What is being asked – Will you write out all the entries below exactly?

[Begin The data]

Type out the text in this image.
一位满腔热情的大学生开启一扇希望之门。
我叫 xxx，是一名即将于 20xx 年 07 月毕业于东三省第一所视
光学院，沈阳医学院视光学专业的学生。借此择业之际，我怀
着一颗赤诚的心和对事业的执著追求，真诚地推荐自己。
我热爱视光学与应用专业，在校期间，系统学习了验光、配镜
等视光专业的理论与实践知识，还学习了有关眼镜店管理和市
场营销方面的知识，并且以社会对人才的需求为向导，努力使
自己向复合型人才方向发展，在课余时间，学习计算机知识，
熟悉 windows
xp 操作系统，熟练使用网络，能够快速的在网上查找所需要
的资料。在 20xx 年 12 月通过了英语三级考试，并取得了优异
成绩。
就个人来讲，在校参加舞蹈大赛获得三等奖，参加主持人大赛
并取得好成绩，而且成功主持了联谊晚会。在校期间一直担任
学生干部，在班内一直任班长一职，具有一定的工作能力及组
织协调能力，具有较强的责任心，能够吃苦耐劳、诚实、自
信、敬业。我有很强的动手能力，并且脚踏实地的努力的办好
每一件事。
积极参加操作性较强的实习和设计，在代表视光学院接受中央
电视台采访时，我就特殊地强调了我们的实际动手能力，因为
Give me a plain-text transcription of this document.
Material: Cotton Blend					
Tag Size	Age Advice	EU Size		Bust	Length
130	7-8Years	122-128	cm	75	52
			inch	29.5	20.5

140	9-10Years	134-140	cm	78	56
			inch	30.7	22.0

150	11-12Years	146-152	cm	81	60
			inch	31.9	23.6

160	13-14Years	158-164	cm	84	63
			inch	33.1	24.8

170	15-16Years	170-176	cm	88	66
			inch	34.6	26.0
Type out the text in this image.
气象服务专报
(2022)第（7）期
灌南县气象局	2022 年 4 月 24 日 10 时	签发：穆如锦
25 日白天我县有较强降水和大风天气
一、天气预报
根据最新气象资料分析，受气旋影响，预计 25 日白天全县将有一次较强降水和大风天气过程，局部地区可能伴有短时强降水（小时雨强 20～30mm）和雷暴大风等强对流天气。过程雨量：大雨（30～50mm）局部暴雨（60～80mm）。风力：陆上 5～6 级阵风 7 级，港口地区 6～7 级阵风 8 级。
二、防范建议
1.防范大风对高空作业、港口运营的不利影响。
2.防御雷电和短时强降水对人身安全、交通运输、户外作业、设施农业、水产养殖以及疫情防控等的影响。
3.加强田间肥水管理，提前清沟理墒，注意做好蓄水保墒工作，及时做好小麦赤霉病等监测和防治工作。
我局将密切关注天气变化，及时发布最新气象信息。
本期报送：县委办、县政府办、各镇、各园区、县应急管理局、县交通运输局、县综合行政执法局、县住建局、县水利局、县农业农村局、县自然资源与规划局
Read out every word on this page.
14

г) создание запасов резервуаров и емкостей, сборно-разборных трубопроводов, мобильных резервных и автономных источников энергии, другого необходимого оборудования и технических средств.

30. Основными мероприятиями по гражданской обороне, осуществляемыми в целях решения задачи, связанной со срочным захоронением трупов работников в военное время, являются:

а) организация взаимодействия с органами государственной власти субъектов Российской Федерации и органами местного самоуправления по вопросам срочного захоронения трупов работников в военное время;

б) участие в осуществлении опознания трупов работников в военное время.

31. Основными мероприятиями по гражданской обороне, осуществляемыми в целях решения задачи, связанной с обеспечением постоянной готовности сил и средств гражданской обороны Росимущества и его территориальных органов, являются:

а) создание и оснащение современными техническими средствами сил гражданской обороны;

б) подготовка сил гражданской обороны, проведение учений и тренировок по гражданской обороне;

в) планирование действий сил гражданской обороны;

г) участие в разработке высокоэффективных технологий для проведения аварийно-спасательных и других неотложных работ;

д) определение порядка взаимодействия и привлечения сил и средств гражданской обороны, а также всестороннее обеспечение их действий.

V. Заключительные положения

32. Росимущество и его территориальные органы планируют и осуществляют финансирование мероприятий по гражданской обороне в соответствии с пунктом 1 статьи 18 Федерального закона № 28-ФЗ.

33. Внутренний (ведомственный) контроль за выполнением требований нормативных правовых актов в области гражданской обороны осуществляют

[End The data]

Reply to the exercise –
Type out the text in this image.
一位满腔热情的大学生开启一扇希望之门。
我叫 xxx，是一名即将于 20xx 年 07 月毕业于东三省第一所视
光学院，沈阳医学院视光学专业的学生。借此择业之际，我怀
着一颗赤诚的心和对事业的执著追求，真诚地推荐自己。
我热爱视光学与应用专业，在校期间，系统学习了验光、配镜
等视光专业的理论与实践知识，还学习了有关眼镜店管理和市
场营销方面的知识，并且以社会对人才的需求为向导，努力使
自己向复合型人才方向发展，在课余时间，学习计算机知识，
熟悉 windows
xp 操作系统，熟练使用网络，能够快速的在网上查找所需要
的资料。在 20xx 年 12 月通过了英语三级考试，并取得了优异
成绩。
就个人来讲，在校参加舞蹈大赛获得三等奖，参加主持人大赛
并取得好成绩，而且成功主持了联谊晚会。在校期间一直担任
学生干部，在班内一直任班长一职，具有一定的工作能力及组
织协调能力，具有较强的责任心，能够吃苦耐劳、诚实、自
信、敬业。我有很强的动手能力，并且脚踏实地的努力的办好
每一件事。
积极参加操作性较强的实习和设计，在代表视光学院接受中央
电视台采访时，我就特殊地强调了我们的实际动手能力，因为
Give me a plain-text transcription of this document.
Material: Cotton Blend					
Tag Size	Age Advice	EU Size		Bust	Length
130	7-8Years	122-128	cm	75	52
			inch	29.5	20.5

140	9-10Years	134-140	cm	78	56
			inch	30.7	22.0

150	11-12Years	146-152	cm	81	60
			inch	31.9	23.6

160	13-14Years	158-164	cm	84	63
			inch	33.1	24.8

170	15-16Years	170-176	cm	88	66
			inch	34.6	26.0
Type out the text in this image.
气象服务专报
(2022)第（7）期
灌南县气象局	2022 年 4 月 24 日 10 时	签发：穆如锦
25 日白天我县有较强降水和大风天气
一、天气预报
根据最新气象资料分析，受气旋影响，预计 25 日白天全县将有一次较强降水和大风天气过程，局部地区可能伴有短时强降水（小时雨强 20～30mm）和雷暴大风等强对流天气。过程雨量：大雨（30～50mm）局部暴雨（60～80mm）。风力：陆上 5～6 级阵风 7 级，港口地区 6～7 级阵风 8 级。
二、防范建议
1.防范大风对高空作业、港口运营的不利影响。
2.防御雷电和短时强降水对人身安全、交通运输、户外作业、设施农业、水产养殖以及疫情防控等的影响。
3.加强田间肥水管理，提前清沟理墒，注意做好蓄水保墒工作，及时做好小麦赤霉病等监测和防治工作。
我局将密切关注天气变化，及时发布最新气象信息。
本期报送：县委办、县政府办、各镇、各园区、县应急管理局、县交通运输局、县综合行政执法局、县住建局、县水利局、县农业农村局、县自然资源与规划局
Read out every word on this page.
14

г) создание запасов резервуаров и емкостей, сборно-разборных трубопроводов, мобильных резервных и автономных источников энергии, другого необходимого оборудования и технических средств.

30. Основными мероприятиями по гражданской обороне, осуществляемыми в целях решения задачи, связанной со срочным захоронением трупов работников в военное время, являются:

а) организация взаимодействия с органами государственной власти субъектов Российской Федерации и органами местного самоуправления по вопросам срочного захоронения трупов работников в военное время;

б) участие в осуществлении опознания трупов работников в военное время.

31. Основными мероприятиями по гражданской обороне, осуществляемыми в целях решения задачи, связанной с обеспечением постоянной готовности сил и средств гражданской обороны Росимущества и его территориальных органов, являются:

а) создание и оснащение современными техническими средствами сил гражданской обороны;

б) подготовка сил гражданской обороны, проведение учений и тренировок по гражданской обороне;

в) планирование действий сил гражданской обороны;

г) участие в разработке высокоэффективных технологий для проведения аварийно-спасательных и других неотложных работ;

д) определение порядка взаимодействия и привлечения сил и средств гражданской обороны, а также всестороннее обеспечение их действий.

V. Заключительные положения

32. Росимущество и его территориальные органы планируют и осуществляют финансирование мероприятий по гражданской обороне в соответствии с пунктом 1 статьи 18 Федерального закона № 28-ФЗ.

33. Внутренний (ведомственный) контроль за выполнением требований нормативных правовых актов в области гражданской обороны осуществляют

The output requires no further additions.